READING PASSAGE:
%%
Vagotomy, which interrupts neurotransmission from oxygen-sensing cells in the aorta (aortic bodies) but not from the carotid body, did not affect the augmentation of phrenic nerve activity in response to an acute hypoxic stimulus in wild-type mice, whereas in HET mice, phrenic nerve activity in response to hypoxia was lost, suggesting that acute O2 sensing in HET mice was principally mediated by aortic bodies, whereas the carotid bodies performed this function in wild-type mice.
Single fibre recording of sinus nerve activity from carotid bodies isolated from HET mice revealed a complete loss of neural activity in response to hypoxia. In contrast, sinus nerve activity stimulated by cyanide application was identical in wild-type and HET mice, as was carotid body histology, including glomus cell morphometry. Thus, partial HIF-1 deficiency results in a specific and virtually complete loss of carotid body oxygen sensing and/or signal transduction. In HET mice, aortic bodies compensate for the lack of carotid body function, similar to the recovery of oxygen sensing that is observed after carotid denervation. Thus, the carotid bodies are particularly dependent upon normal levels of HIF-1 expression for their physiological function as arterial oxygen sensors.
%%
ACTIVITY 1:
Recast the paragraph of the passage on carotid body oxygen sensing that begins "Single fibre recording of sinus nerve activity" as a short bulleted list that keeps its main facts.
ACTIVITY 2:
Translate this sentence from the passage on carotid body oxygen sensing into Spanish: "Thus, partial HIF-1 deficiency results in a specific and virtually complete loss of carotid body oxygen sensing and/or signal transduction."
ACTIVITY 3:
Go on with the passage on carotid body oxygen sensing, picking up right after its last sentence.
This data comes from a separate source, unrelated to the passage on carotid body oxygen sensing.

Page layout parsing data
%%
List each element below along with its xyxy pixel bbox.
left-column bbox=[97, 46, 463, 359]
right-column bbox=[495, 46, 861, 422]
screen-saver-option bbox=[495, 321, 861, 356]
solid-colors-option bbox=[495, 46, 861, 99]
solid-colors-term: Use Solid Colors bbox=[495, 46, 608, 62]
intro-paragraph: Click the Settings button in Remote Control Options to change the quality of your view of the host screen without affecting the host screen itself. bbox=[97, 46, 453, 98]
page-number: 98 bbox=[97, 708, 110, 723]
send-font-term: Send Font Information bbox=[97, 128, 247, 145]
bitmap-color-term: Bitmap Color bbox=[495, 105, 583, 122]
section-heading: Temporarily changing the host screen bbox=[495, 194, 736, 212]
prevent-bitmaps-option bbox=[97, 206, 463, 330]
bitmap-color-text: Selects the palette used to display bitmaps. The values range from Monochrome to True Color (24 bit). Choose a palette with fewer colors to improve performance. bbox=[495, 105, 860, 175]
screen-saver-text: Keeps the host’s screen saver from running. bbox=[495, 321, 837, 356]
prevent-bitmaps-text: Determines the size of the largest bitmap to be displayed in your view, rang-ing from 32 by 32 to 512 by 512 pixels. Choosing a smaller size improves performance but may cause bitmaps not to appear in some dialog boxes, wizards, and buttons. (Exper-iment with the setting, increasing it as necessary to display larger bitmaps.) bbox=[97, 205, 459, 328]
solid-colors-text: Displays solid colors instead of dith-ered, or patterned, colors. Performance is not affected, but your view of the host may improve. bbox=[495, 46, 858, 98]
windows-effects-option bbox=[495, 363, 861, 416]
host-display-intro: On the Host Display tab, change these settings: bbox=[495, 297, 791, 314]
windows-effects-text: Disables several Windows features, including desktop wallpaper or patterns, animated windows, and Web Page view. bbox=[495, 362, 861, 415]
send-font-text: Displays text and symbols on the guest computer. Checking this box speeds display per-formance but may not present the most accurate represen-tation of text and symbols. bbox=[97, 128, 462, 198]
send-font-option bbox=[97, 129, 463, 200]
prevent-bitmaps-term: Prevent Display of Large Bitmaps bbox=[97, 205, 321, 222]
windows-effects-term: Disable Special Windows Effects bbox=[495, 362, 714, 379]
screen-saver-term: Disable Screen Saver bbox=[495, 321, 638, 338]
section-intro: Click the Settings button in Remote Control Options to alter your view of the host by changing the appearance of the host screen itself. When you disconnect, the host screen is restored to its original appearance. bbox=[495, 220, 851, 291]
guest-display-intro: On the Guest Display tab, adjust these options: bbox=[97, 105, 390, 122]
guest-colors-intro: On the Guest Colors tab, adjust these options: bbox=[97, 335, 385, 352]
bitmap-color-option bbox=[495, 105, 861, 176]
%%
ANSWER SECTION 1:
- In carotid bodies isolated from HET mice, single fiber recording showed no sinus nerve response to hypoxia.
- Sinus nerve activity triggered by cyanide was the same in wild-type and HET mice.
- Carotid body histology, including glomus cell morphometry, was also the same in both.
- So partial HIF-1 deficiency causes a specific and nearly complete loss of carotid body oxygen sensing and/or signal transduction.
- In HET mice, aortic bodies make up for the missing carotid body function, much like the return of oxygen sensing after carotid denervation.
- The carotid bodies depend heavily on normal HIF-1 levels to work as arterial oxygen sensors.

ANSWER SECTION 2:
Así, la deficiencia parcial de HIF-1 da lugar a una pérdida específica y prácticamente completa de la detección de oxígeno y/o de la transducción de señales en el cuerpo carotídeo.

ANSWER SECTION 3:
HIF-1 is required for cardiovascular and ventilatory responses to intermittent hypoxia
Individuals with obstructive sleep apnoea are subjected to chronic intermittent hypoxia during sleep. Exposure of mice to chronic intermittent hypoxia induces ventilatory adaptation to acute hypoxia in wild-type but not in HET mice, whereas the ventilatory adaptation to acute hypercapnia that is induced by chronic intermittent hypoxia is present in both wild-type and HET mice (Peng YJ, Yuan G, Ramakrishnan D, Sharma SD, Bosch-Marcé M, Kumar GK, Semenza GL & Prabhakar NR, unpublished observations).
In contrast to chronic continuous hypoxia, which results in the development of pulmonary hypertension, chronic intermittent hypoxia results in the development of systemic hypertension. Exposure of mice to chronic intermittent hypoxia for 10 days induces elevated serum noradrenaline levels and systemic hypertension in wild-type mice but not in HET mice (Peng YJ, Yuan G, Ramakrishnan D, Sharma SD, Bosch-Marcé M, Kumar GK, Semenza GL & Prabhakar NR, unpublished observations).
In addition to the development of systemic hypertension, individuals with intermittent hypoxia owing to sleep apnoea develop a metabolic syndrome consisting of insulin resistance, hypercholesterolaemia and hypertriglyceridaemia. These responses are also observed in wild-type mice exposed to intermittent hypoxia for 5 days, whereas in HET mice impaired development of hypertriglyceridaemia is associated with impaired activation of sterol response element binding protein 1, a key activator of triglyceride synthesis (Li et al. 2006).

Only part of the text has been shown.